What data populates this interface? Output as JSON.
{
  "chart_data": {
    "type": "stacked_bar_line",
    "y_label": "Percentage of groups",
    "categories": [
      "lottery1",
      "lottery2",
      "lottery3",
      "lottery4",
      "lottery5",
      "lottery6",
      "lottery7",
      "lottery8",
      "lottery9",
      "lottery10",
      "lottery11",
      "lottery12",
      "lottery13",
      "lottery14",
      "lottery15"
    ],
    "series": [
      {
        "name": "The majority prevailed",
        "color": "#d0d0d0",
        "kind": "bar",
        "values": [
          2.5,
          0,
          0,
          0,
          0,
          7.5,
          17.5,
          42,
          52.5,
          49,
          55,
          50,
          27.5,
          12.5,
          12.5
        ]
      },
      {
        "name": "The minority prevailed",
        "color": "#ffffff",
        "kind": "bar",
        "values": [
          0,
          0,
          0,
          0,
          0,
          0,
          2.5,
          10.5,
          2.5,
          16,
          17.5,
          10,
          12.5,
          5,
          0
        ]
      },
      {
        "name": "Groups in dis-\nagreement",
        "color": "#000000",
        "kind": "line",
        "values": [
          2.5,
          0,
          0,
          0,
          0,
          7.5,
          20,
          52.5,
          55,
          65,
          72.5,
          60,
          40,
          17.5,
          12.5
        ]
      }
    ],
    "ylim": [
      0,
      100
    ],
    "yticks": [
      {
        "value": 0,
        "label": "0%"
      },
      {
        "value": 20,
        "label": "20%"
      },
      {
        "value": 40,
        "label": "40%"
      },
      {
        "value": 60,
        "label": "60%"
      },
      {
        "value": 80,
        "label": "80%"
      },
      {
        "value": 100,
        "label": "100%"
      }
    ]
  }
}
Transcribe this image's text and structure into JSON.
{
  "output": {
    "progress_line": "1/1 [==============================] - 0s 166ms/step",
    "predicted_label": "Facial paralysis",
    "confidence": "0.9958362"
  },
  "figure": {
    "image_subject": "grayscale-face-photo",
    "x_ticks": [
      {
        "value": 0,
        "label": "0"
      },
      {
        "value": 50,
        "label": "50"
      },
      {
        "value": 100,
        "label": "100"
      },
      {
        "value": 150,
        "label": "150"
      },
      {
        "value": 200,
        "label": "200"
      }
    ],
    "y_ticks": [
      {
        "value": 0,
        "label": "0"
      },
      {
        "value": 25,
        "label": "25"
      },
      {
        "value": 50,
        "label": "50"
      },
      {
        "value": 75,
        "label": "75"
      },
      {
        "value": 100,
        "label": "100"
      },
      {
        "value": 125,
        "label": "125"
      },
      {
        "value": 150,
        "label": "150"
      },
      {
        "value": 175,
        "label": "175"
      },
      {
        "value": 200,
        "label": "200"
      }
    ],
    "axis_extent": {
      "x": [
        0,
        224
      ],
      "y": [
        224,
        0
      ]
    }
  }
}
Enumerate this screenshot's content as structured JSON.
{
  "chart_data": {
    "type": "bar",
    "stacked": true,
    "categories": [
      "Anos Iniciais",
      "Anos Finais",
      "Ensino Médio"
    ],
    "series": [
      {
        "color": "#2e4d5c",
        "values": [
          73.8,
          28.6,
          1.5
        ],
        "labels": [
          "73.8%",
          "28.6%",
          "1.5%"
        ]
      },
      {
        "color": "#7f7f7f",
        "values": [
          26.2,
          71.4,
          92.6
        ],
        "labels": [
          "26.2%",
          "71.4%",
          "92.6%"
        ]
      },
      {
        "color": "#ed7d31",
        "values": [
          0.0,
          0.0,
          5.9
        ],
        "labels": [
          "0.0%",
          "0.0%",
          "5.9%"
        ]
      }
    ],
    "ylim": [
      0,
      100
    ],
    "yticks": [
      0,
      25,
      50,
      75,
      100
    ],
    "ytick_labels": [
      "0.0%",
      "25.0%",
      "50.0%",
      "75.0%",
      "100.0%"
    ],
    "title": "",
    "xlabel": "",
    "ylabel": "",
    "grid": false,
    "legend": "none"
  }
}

----------------------------------------

• [Description of the task]:
Scan the listing above and identify each line holding the string "this"; copy every such line.

• [Expected answer]:
What data populates this interface? Output as JSON.
Transcribe this image's text and structure into JSON.
Enumerate this screenshot's content as structured JSON.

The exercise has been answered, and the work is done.